## start Material to process
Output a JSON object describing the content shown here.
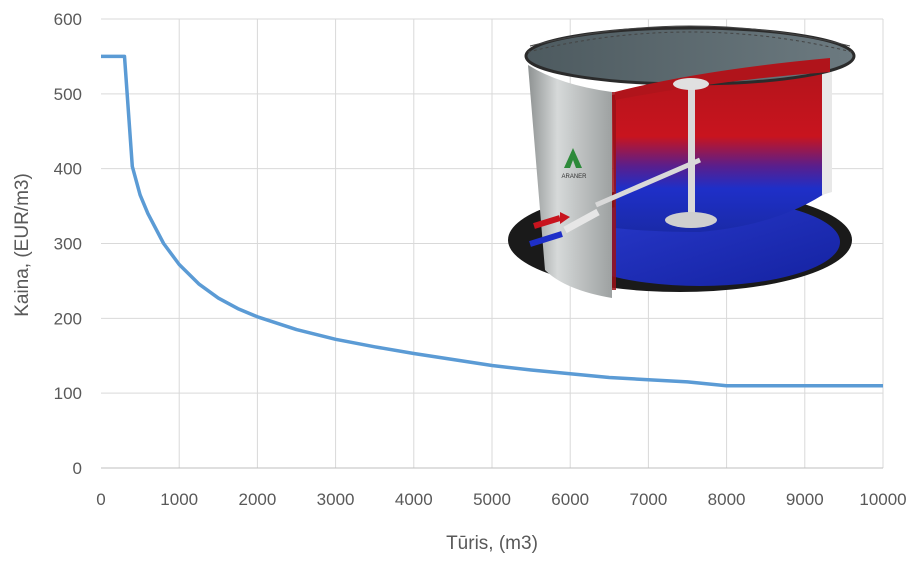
{
  "chart_data": {
    "type": "line",
    "xlabel": "Tūris, (m3)",
    "ylabel": "Kaina, (EUR/m3)",
    "xlim": [
      0,
      10000
    ],
    "ylim": [
      0,
      600
    ],
    "x_ticks": [
      0,
      1000,
      2000,
      3000,
      4000,
      5000,
      6000,
      7000,
      8000,
      9000,
      10000
    ],
    "y_ticks": [
      0,
      100,
      200,
      300,
      400,
      500,
      600
    ],
    "grid": true,
    "series": [
      {
        "color": "#5b9bd5",
        "x": [
          0,
          300,
          400,
          500,
          600,
          800,
          1000,
          1250,
          1500,
          1750,
          2000,
          2500,
          3000,
          3500,
          4000,
          4500,
          5000,
          5500,
          6000,
          6500,
          7000,
          7500,
          8000,
          9000,
          10000
        ],
        "y": [
          550,
          550,
          403,
          365,
          340,
          300,
          272,
          246,
          227,
          213,
          202,
          185,
          172,
          162,
          153,
          145,
          137,
          131,
          126,
          121,
          118,
          115,
          110,
          110,
          110
        ]
      }
    ]
  },
  "inset_image": {
    "kind": "thermal storage tank illustration",
    "logo_text": "ARANER",
    "colors": {
      "hot": "#c8141e",
      "cold": "#1e2fc8",
      "shell": "#b9bdbd"
    }
  }
}
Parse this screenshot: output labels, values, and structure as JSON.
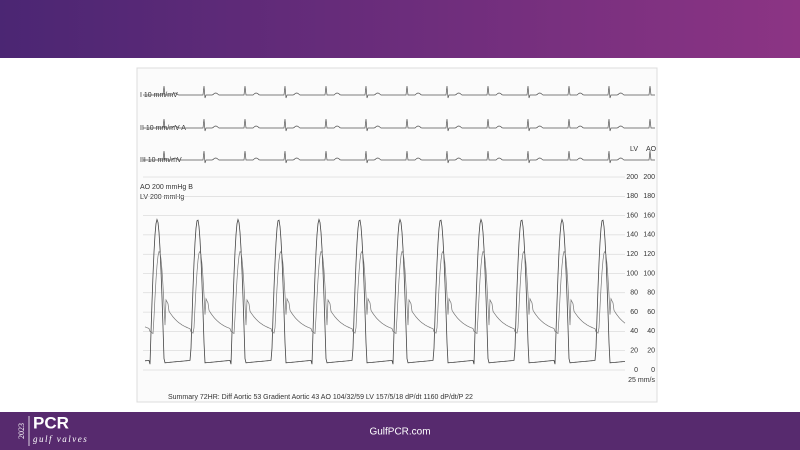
{
  "tracing": {
    "leads": [
      "I 10 mm/mV",
      "II 10 mm/mV A",
      "III 10 mm/mV"
    ],
    "pressure_header": [
      "LV",
      "AO"
    ],
    "channels": [
      "AO 200 mmHg B",
      "LV 200 mmHg"
    ],
    "scale_lv": [
      200,
      180,
      160,
      140,
      120,
      100,
      80,
      60,
      40,
      20,
      0
    ],
    "scale_ao": [
      200,
      180,
      160,
      140,
      120,
      100,
      80,
      60,
      40,
      20,
      0
    ],
    "speed": "25 mm/s",
    "summary": "Summary  72HR: Diff Aortic 53 Gradient Aortic 43 AO 104/32/59 LV 157/5/18 dP/dt 1160 dP/dt/P 22"
  },
  "footer": {
    "year": "2023",
    "brand": "PCR",
    "subbrand": "gulf valves",
    "url": "GulfPCR.com"
  }
}
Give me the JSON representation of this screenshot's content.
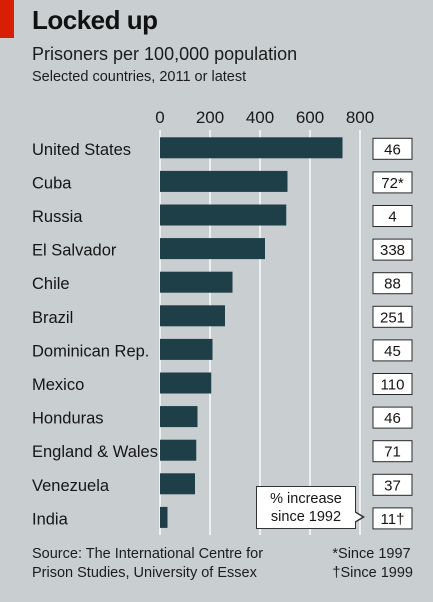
{
  "header": {
    "title": "Locked up",
    "subtitle": "Prisoners per 100,000 population",
    "subsubtitle": "Selected countries, 2011 or latest"
  },
  "source": {
    "line1": "Source: The International Centre for",
    "line2": "Prison Studies, University of Essex"
  },
  "footnotes": {
    "since1997": "*Since 1997",
    "since1999": "†Since 1999"
  },
  "callout": {
    "line1": "% increase",
    "line2": "since 1992"
  },
  "colors": {
    "bar": "#1e3e48",
    "background": "#c9ced1",
    "accent_red": "#d81e05",
    "box_fill": "#ffffff"
  },
  "chart_data": {
    "type": "bar",
    "orientation": "horizontal",
    "title": "Locked up",
    "subtitle": "Prisoners per 100,000 population",
    "categories": [
      "United States",
      "Cuba",
      "Russia",
      "El Salvador",
      "Chile",
      "Brazil",
      "Dominican Rep.",
      "Mexico",
      "Honduras",
      "England & Wales",
      "Venezuela",
      "India"
    ],
    "values": [
      730,
      510,
      505,
      420,
      290,
      260,
      210,
      205,
      150,
      145,
      140,
      30
    ],
    "increase_labels": [
      "46",
      "72*",
      "4",
      "338",
      "88",
      "251",
      "45",
      "110",
      "46",
      "71",
      "37",
      "11†"
    ],
    "xticks": [
      "0",
      "200",
      "400",
      "600",
      "800"
    ],
    "xlim": [
      0,
      800
    ],
    "grid": true,
    "xlabel": "",
    "ylabel": ""
  }
}
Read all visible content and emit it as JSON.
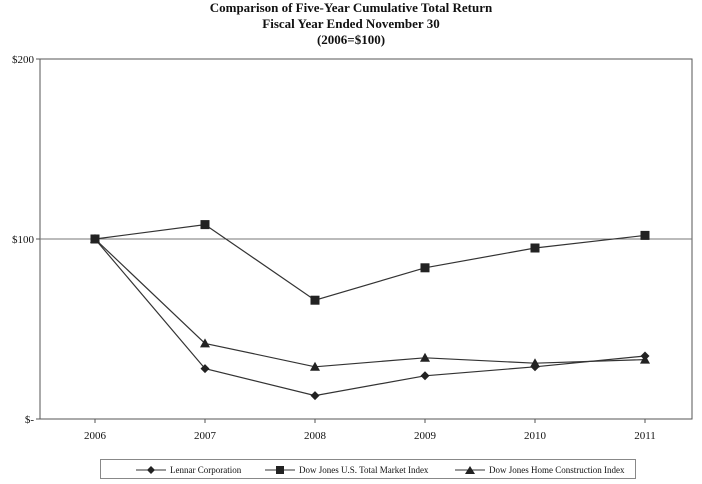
{
  "title_lines": [
    "Comparison of Five-Year Cumulative Total Return",
    "Fiscal Year Ended November 30",
    "(2006=$100)"
  ],
  "chart_data": {
    "type": "line",
    "title": "Comparison of Five-Year Cumulative Total Return Fiscal Year Ended November 30 (2006=$100)",
    "categories": [
      "2006",
      "2007",
      "2008",
      "2009",
      "2010",
      "2011"
    ],
    "ylim": [
      0,
      200
    ],
    "yticks": [
      {
        "value": 0,
        "label": "$-"
      },
      {
        "value": 100,
        "label": "$100"
      },
      {
        "value": 200,
        "label": "$200"
      }
    ],
    "reference_line": 100,
    "grid": false,
    "legend_position": "bottom",
    "series": [
      {
        "name": "Lennar Corporation",
        "marker": "diamond",
        "values": [
          100,
          28,
          13,
          24,
          29,
          35
        ]
      },
      {
        "name": "Dow Jones U.S. Total Market Index",
        "marker": "square",
        "values": [
          100,
          108,
          66,
          84,
          95,
          102
        ]
      },
      {
        "name": "Dow Jones Home Construction Index",
        "marker": "triangle",
        "values": [
          100,
          42,
          29,
          34,
          31,
          33
        ]
      }
    ]
  }
}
## end Material to process
**What the exercise asks:**
Repeat the records above exactly, omitting every picture.

**Written response:**
Output a JSON object describing the content shown here.
{
  "chart_data": {
    "type": "line",
    "xlabel": "Tūris, (m3)",
    "ylabel": "Kaina, (EUR/m3)",
    "xlim": [
      0,
      10000
    ],
    "ylim": [
      0,
      600
    ],
    "x_ticks": [
      0,
      1000,
      2000,
      3000,
      4000,
      5000,
      6000,
      7000,
      8000,
      9000,
      10000
    ],
    "y_ticks": [
      0,
      100,
      200,
      300,
      400,
      500,
      600
    ],
    "grid": true,
    "series": [
      {
        "color": "#5b9bd5",
        "x": [
          0,
          300,
          400,
          500,
          600,
          800,
          1000,
          1250,
          1500,
          1750,
          2000,
          2500,
          3000,
          3500,
          4000,
          4500,
          5000,
          5500,
          6000,
          6500,
          7000,
          7500,
          8000,
          9000,
          10000
        ],
        "y": [
          550,
          550,
          403,
          365,
          340,
          300,
          272,
          246,
          227,
          213,
          202,
          185,
          172,
          162,
          153,
          145,
          137,
          131,
          126,
          121,
          118,
          115,
          110,
          110,
          110
        ]
      }
    ]
  },
  "inset_image": {
    "kind": "thermal storage tank illustration",
    "logo_text": "ARANER",
    "colors": {
      "hot": "#c8141e",
      "cold": "#1e2fc8",
      "shell": "#b9bdbd"
    }
  }
}
Parse this screenshot: output labels, values, and structure as JSON.
{
  "tracing": {
    "leads": [
      "I 10 mm/mV",
      "II 10 mm/mV A",
      "III 10 mm/mV"
    ],
    "pressure_header": [
      "LV",
      "AO"
    ],
    "channels": [
      "AO 200 mmHg B",
      "LV 200 mmHg"
    ],
    "scale_lv": [
      200,
      180,
      160,
      140,
      120,
      100,
      80,
      60,
      40,
      20,
      0
    ],
    "scale_ao": [
      200,
      180,
      160,
      140,
      120,
      100,
      80,
      60,
      40,
      20,
      0
    ],
    "speed": "25 mm/s",
    "summary": "Summary  72HR: Diff Aortic 53 Gradient Aortic 43 AO 104/32/59 LV 157/5/18 dP/dt 1160 dP/dt/P 22"
  },
  "footer": {
    "year": "2023",
    "brand": "PCR",
    "subbrand": "gulf valves",
    "url": "GulfPCR.com"
  }
}
Give me the JSON representation of this screenshot's content.
{
  "header": {
    "title": "Locked up",
    "subtitle": "Prisoners per 100,000 population",
    "subsubtitle": "Selected countries, 2011 or latest"
  },
  "source": {
    "line1": "Source: The International Centre for",
    "line2": "Prison Studies, University of Essex"
  },
  "footnotes": {
    "since1997": "*Since 1997",
    "since1999": "†Since 1999"
  },
  "callout": {
    "line1": "% increase",
    "line2": "since 1992"
  },
  "colors": {
    "bar": "#1e3e48",
    "background": "#c9ced1",
    "accent_red": "#d81e05",
    "box_fill": "#ffffff"
  },
  "chart_data": {
    "type": "bar",
    "orientation": "horizontal",
    "title": "Locked up",
    "subtitle": "Prisoners per 100,000 population",
    "categories": [
      "United States",
      "Cuba",
      "Russia",
      "El Salvador",
      "Chile",
      "Brazil",
      "Dominican Rep.",
      "Mexico",
      "Honduras",
      "England & Wales",
      "Venezuela",
      "India"
    ],
    "values": [
      730,
      510,
      505,
      420,
      290,
      260,
      210,
      205,
      150,
      145,
      140,
      30
    ],
    "increase_labels": [
      "46",
      "72*",
      "4",
      "338",
      "88",
      "251",
      "45",
      "110",
      "46",
      "71",
      "37",
      "11†"
    ],
    "xticks": [
      "0",
      "200",
      "400",
      "600",
      "800"
    ],
    "xlim": [
      0,
      800
    ],
    "grid": true,
    "xlabel": "",
    "ylabel": ""
  }
}
Read all visible content and emit it as JSON.
{
  "title_lines": [
    "Comparison of Five-Year Cumulative Total Return",
    "Fiscal Year Ended November 30",
    "(2006=$100)"
  ],
  "chart_data": {
    "type": "line",
    "title": "Comparison of Five-Year Cumulative Total Return Fiscal Year Ended November 30 (2006=$100)",
    "categories": [
      "2006",
      "2007",
      "2008",
      "2009",
      "2010",
      "2011"
    ],
    "ylim": [
      0,
      200
    ],
    "yticks": [
      {
        "value": 0,
        "label": "$-"
      },
      {
        "value": 100,
        "label": "$100"
      },
      {
        "value": 200,
        "label": "$200"
      }
    ],
    "reference_line": 100,
    "grid": false,
    "legend_position": "bottom",
    "series": [
      {
        "name": "Lennar Corporation",
        "marker": "diamond",
        "values": [
          100,
          28,
          13,
          24,
          29,
          35
        ]
      },
      {
        "name": "Dow Jones U.S. Total Market Index",
        "marker": "square",
        "values": [
          100,
          108,
          66,
          84,
          95,
          102
        ]
      },
      {
        "name": "Dow Jones Home Construction Index",
        "marker": "triangle",
        "values": [
          100,
          42,
          29,
          34,
          31,
          33
        ]
      }
    ]
  }
}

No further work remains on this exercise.